Extracto del documento:
***

Hace poco tiempo actuó con su heredero
fílmico, Zachary Quinto, en un
comercial televisivo de la compañía automotriz Audi. El anuncio exhibía la
lucha entre lo nuevo y lo aparentemente obsoleto. Ambos jugaban ajedrez a
distancia, gracias a la tecnología. Quinto lo invita a continuar su duelo a la
manera tradicional, en un campo de golf. El joven conduce un flamante Audi con
encendido digital y utiliza la tecnología GPS, mientras Nimoy conduce un muy
clásico y elegante Mercedes Benz. Al encontrarse en el campo, Quinto se muestra
condescendiente para para la apuesta. El veterano le dice “técnicamente aun no
entramos”, y deja inconsciente a su rival aplicándole un “pellizco vulcano”. Le
dice, “nos vemos adentro”.

***

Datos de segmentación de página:
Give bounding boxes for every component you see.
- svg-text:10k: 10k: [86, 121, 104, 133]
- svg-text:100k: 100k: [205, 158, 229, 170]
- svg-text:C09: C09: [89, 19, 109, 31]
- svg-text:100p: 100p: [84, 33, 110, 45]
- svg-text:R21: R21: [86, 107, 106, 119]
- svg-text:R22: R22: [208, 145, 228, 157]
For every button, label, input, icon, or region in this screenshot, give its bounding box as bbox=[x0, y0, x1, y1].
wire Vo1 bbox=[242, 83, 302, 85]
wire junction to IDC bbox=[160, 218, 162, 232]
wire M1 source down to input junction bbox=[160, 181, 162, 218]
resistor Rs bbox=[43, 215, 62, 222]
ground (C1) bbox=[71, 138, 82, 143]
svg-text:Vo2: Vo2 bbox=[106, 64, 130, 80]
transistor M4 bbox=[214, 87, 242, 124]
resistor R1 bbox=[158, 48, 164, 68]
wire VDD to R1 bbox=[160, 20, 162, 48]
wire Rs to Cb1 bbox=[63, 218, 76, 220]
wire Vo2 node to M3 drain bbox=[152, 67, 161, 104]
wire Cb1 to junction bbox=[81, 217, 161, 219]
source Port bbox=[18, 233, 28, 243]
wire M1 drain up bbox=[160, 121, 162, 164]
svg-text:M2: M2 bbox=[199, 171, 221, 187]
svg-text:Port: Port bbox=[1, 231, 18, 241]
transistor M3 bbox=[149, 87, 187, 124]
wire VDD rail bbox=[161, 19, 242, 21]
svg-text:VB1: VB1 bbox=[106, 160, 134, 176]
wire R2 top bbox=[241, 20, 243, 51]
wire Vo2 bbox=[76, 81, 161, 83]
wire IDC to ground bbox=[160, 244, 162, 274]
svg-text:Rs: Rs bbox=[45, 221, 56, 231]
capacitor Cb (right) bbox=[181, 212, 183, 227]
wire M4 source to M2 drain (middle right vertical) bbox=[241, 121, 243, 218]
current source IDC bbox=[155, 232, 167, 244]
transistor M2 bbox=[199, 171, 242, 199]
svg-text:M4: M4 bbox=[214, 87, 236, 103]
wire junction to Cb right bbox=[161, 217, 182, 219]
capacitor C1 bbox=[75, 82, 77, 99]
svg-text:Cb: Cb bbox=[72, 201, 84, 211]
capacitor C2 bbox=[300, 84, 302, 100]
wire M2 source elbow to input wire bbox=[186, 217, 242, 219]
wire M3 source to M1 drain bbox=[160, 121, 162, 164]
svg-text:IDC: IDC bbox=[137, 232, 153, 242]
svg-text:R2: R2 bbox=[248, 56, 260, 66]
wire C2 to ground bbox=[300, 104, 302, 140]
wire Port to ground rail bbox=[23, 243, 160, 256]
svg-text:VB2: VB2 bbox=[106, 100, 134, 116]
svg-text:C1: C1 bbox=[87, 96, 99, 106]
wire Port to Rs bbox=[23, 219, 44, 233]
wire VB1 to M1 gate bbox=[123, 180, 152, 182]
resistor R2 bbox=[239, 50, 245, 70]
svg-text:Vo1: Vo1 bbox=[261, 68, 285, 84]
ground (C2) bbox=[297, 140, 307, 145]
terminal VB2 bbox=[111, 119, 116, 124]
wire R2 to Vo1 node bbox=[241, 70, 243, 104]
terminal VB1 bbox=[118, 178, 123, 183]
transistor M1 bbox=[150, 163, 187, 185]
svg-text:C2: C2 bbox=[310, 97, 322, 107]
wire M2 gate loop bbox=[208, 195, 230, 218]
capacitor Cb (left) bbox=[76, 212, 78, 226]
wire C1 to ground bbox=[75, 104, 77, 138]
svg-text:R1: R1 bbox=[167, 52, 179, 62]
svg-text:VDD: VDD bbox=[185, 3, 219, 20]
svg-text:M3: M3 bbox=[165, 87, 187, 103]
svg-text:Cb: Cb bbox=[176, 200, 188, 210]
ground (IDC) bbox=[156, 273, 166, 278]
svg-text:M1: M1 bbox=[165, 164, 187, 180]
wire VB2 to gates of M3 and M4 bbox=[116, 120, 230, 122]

***

Qué se necesita: Sigue adelante con el extracto sobre el comercial de Audi con Nimoy y Zachary Quinto, a partir de su última oración. Las líneas son un material aparte del extracto.

Espacio de respuesta:
Los gestos de pesar por la muerte física
de Nimoy abundaron. El presidente de su país, Barak Obama, declaró
acertadamente “Mucho antes de que ser un cerebrito fuese cool, ya estaba Leonard Nimoy. Me encantaba Spock. Leonard fue un gran amante de las artes y las humanidades,
un gran defensor de la ciencia. Pero, por supuesto, Leonard era Spock. Cool, lógico, de largas orejas y equilibrado, el centro de la
optimista e incluyente visión del futuro de la humanidad de Star Trek. En 2007, tuve la oportunidad de
conocerle en persona. Fue lógico saludarle con el gesto de Vulcano, el signo
universal de Larga vida y prosperidad”. Pero las palabras más justas fueron
las que le dedicó su hermano no consanguíneo Willian Shatner en su funeral fílmico en los momentos finales de Viaje
a las estrellas II: La ira de Kahn (Nicholas Meyer, 1982), la que es para mí mejor película de la saga:
“Estamos reunidos para presentar nuestros respetos finales a nuestros amados muertos.
Y sin embargo hay que señalar, en medio de nuestro dolor, que esta muerte ocurre
a la sombra de una nueva vida, en el amanecer de un nuevo mundo. Un mundo por
el que nuestro querido amigo dio su vida para proteger y nutrir. Él no sentía
este sacrificio como algo vano o vacío, y no vamos a debatir su profunda
sabiduría por su actuar. De mi amigo, sólo puedo decir esto: de todas las almas
que he encontrado en mis viajes, la suya era la más humana”.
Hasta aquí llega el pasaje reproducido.